-- begin Input material --

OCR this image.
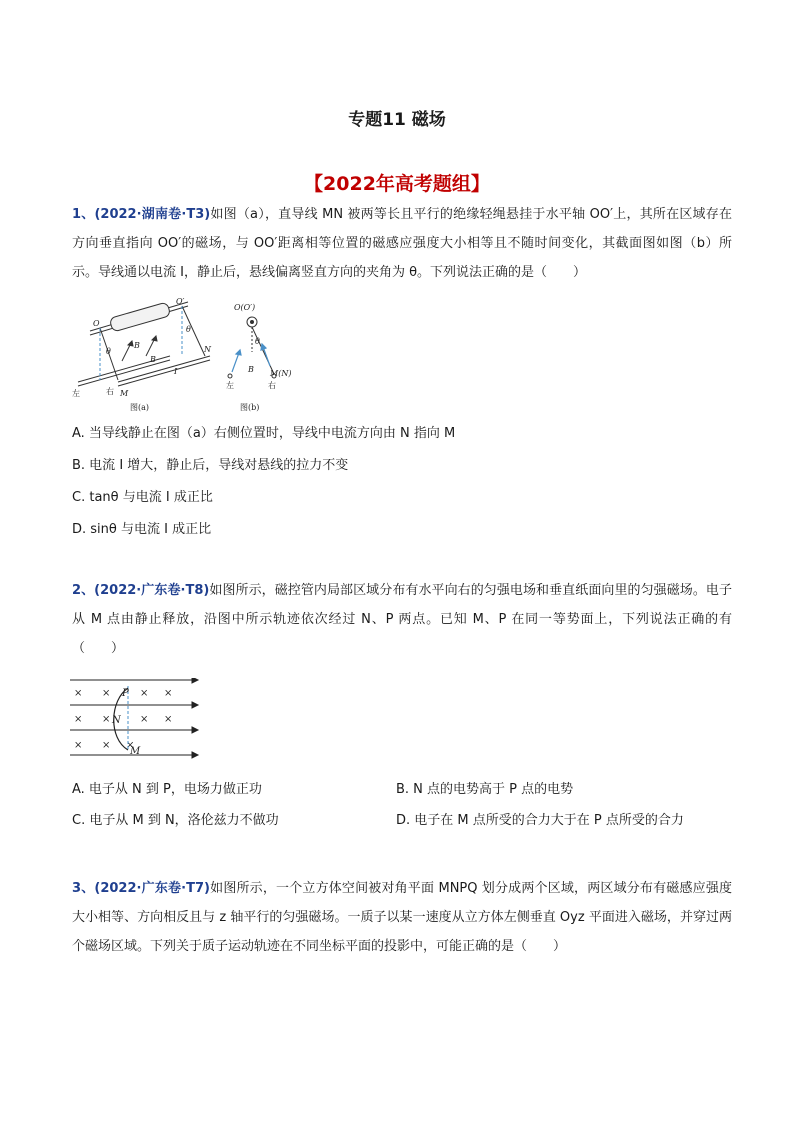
专题11 磁场
【2022年高考题组】
1、(2022·湖南卷·T3)如图（a），直导线 MN 被两等长且平行的绝缘轻绳悬挂于水平轴 OO′上，其所在区域存在方向垂直指向 OO′的磁场，与 OO′距离相等位置的磁感应强度大小相等且不随时间变化，其截面图如图（b）所示。导线通以电流 I，静止后，悬线偏离竖直方向的夹角为 θ。下列说法正确的是（　　）
O
O′
B
B
θ
θ
I
N
M
左	右
图(a)
O(O′)
θ
B
左	右
M(N)
图(b)
A. 当导线静止在图（a）右侧位置时，导线中电流方向由 N 指向 M
B. 电流 I 增大，静止后，导线对悬线的拉力不变
C. tanθ 与电流 I 成正比
D. sinθ 与电流 I 成正比
2、(2022·广东卷·T8)如图所示，磁控管内局部区域分布有水平向右的匀强电场和垂直纸面向里的匀强磁场。电子从 M 点由静止释放，沿图中所示轨迹依次经过 N、P 两点。已知 M、P 在同一等势面上，下列说法正确的有（　　）
× ×	× ×
× ×	× ×
× × ×
P
N
M
A. 电子从 N 到 P，电场力做正功	B. N 点的电势高于 P 点的电势
C. 电子从 M 到 N，洛伦兹力不做功	D. 电子在 M 点所受的合力大于在 P 点所受的合力
3、(2022·广东卷·T7)如图所示，一个立方体空间被对角平面 MNPQ 划分成两个区域，两区域分布有磁感应强度大小相等、方向相反且与 z 轴平行的匀强磁场。一质子以某一速度从立方体左侧垂直 Oyz 平面进入磁场，并穿过两个磁场区域。下列关于质子运动轨迹在不同坐标平面的投影中，可能正确的是（　　）
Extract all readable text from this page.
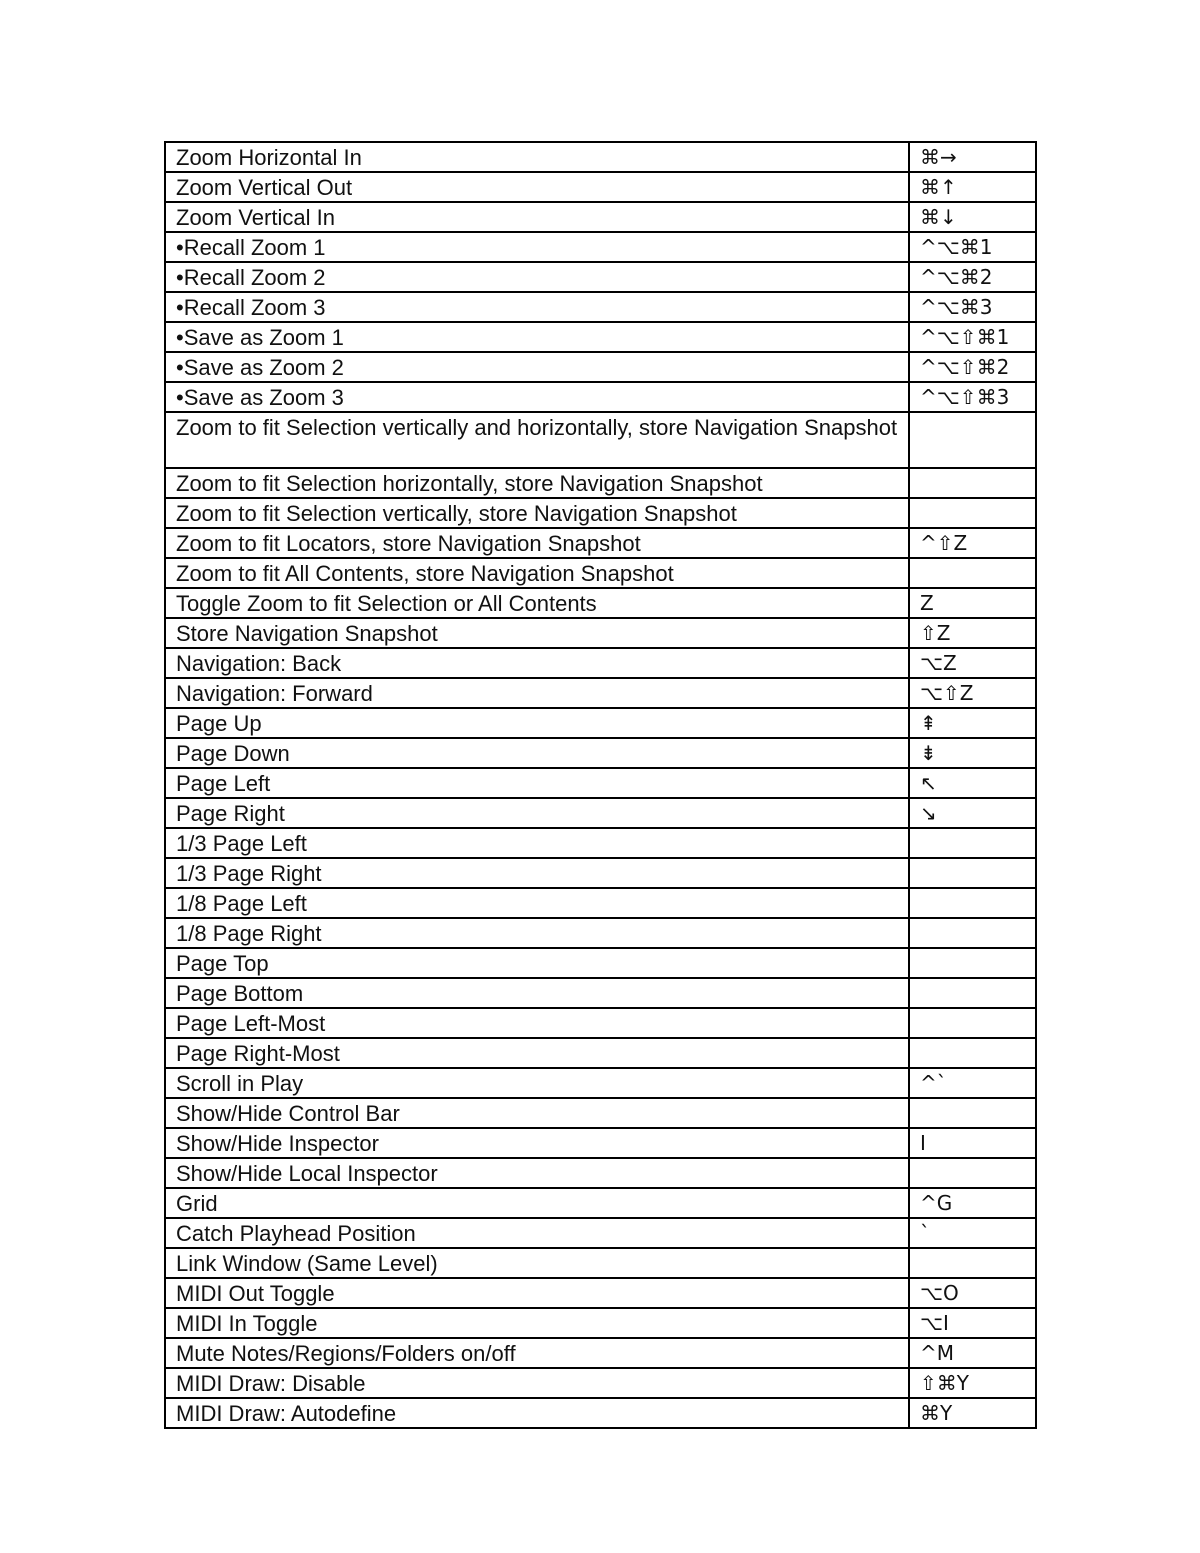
Zoom Horizontal In	⌘→
Zoom Vertical Out	⌘↑
Zoom Vertical In	⌘↓
•Recall Zoom 1	^⌥⌘1
•Recall Zoom 2	^⌥⌘2
•Recall Zoom 3	^⌥⌘3
•Save as Zoom 1	^⌥⇧⌘1
•Save as Zoom 2	^⌥⇧⌘2
•Save as Zoom 3	^⌥⇧⌘3
Zoom to fit Selection vertically and horizontally, store Navigation Snapshot	
Zoom to fit Selection horizontally, store Navigation Snapshot	
Zoom to fit Selection vertically, store Navigation Snapshot	
Zoom to fit Locators, store Navigation Snapshot	^⇧Z
Zoom to fit All Contents, store Navigation Snapshot	
Toggle Zoom to fit Selection or All Contents	Z
Store Navigation Snapshot	⇧Z
Navigation: Back	⌥Z
Navigation: Forward	⌥⇧Z
Page Up	⇞
Page Down	⇟
Page Left	↖
Page Right	↘
1/3 Page Left	
1/3 Page Right	
1/8 Page Left	
1/8 Page Right	
Page Top	
Page Bottom	
Page Left-Most	
Page Right-Most	
Scroll in Play	^`
Show/Hide Control Bar	
Show/Hide Inspector	I
Show/Hide Local Inspector	
Grid	^G
Catch Playhead Position	`
Link Window (Same Level)	
MIDI Out Toggle	⌥O
MIDI In Toggle	⌥I
Mute Notes/Regions/Folders on/off	^M
MIDI Draw: Disable	⇧⌘Y
MIDI Draw: Autodefine	⌘Y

-- end Input material --

▸ **What to do**: Repeat the material above word for word and skip every image in it.

▸ **Task response**:
OCR this image.
专题11 磁场
【2022年高考题组】
1、(2022·湖南卷·T3)如图（a），直导线 MN 被两等长且平行的绝缘轻绳悬挂于水平轴 OO′上，其所在区域存在方向垂直指向 OO′的磁场，与 OO′距离相等位置的磁感应强度大小相等且不随时间变化，其截面图如图（b）所示。导线通以电流 I，静止后，悬线偏离竖直方向的夹角为 θ。下列说法正确的是（　　）
O
O′
B
B
θ
θ
I
N
M
左	右
图(a)
O(O′)
θ
B
左	右
M(N)
图(b)
A. 当导线静止在图（a）右侧位置时，导线中电流方向由 N 指向 M
B. 电流 I 增大，静止后，导线对悬线的拉力不变
C. tanθ 与电流 I 成正比
D. sinθ 与电流 I 成正比
2、(2022·广东卷·T8)如图所示，磁控管内局部区域分布有水平向右的匀强电场和垂直纸面向里的匀强磁场。电子从 M 点由静止释放，沿图中所示轨迹依次经过 N、P 两点。已知 M、P 在同一等势面上，下列说法正确的有（　　）
× ×	× ×
× ×	× ×
× × ×
P
N
M
A. 电子从 N 到 P，电场力做正功	B. N 点的电势高于 P 点的电势
C. 电子从 M 到 N，洛伦兹力不做功	D. 电子在 M 点所受的合力大于在 P 点所受的合力
3、(2022·广东卷·T7)如图所示，一个立方体空间被对角平面 MNPQ 划分成两个区域，两区域分布有磁感应强度大小相等、方向相反且与 z 轴平行的匀强磁场。一质子以某一速度从立方体左侧垂直 Oyz 平面进入磁场，并穿过两个磁场区域。下列关于质子运动轨迹在不同坐标平面的投影中，可能正确的是（　　）
Extract all readable text from this page.
Zoom Horizontal In	⌘→
Zoom Vertical Out	⌘↑
Zoom Vertical In	⌘↓
•Recall Zoom 1	^⌥⌘1
•Recall Zoom 2	^⌥⌘2
•Recall Zoom 3	^⌥⌘3
•Save as Zoom 1	^⌥⇧⌘1
•Save as Zoom 2	^⌥⇧⌘2
•Save as Zoom 3	^⌥⇧⌘3
Zoom to fit Selection vertically and horizontally, store Navigation Snapshot	
Zoom to fit Selection horizontally, store Navigation Snapshot	
Zoom to fit Selection vertically, store Navigation Snapshot	
Zoom to fit Locators, store Navigation Snapshot	^⇧Z
Zoom to fit All Contents, store Navigation Snapshot	
Toggle Zoom to fit Selection or All Contents	Z
Store Navigation Snapshot	⇧Z
Navigation: Back	⌥Z
Navigation: Forward	⌥⇧Z
Page Up	⇞
Page Down	⇟
Page Left	↖
Page Right	↘
1/3 Page Left	
1/3 Page Right	
1/8 Page Left	
1/8 Page Right	
Page Top	
Page Bottom	
Page Left-Most	
Page Right-Most	
Scroll in Play	^`
Show/Hide Control Bar	
Show/Hide Inspector	I
Show/Hide Local Inspector	
Grid	^G
Catch Playhead Position	`
Link Window (Same Level)	
MIDI Out Toggle	⌥O
MIDI In Toggle	⌥I
Mute Notes/Regions/Folders on/off	^M
MIDI Draw: Disable	⇧⌘Y
MIDI Draw: Autodefine	⌘Y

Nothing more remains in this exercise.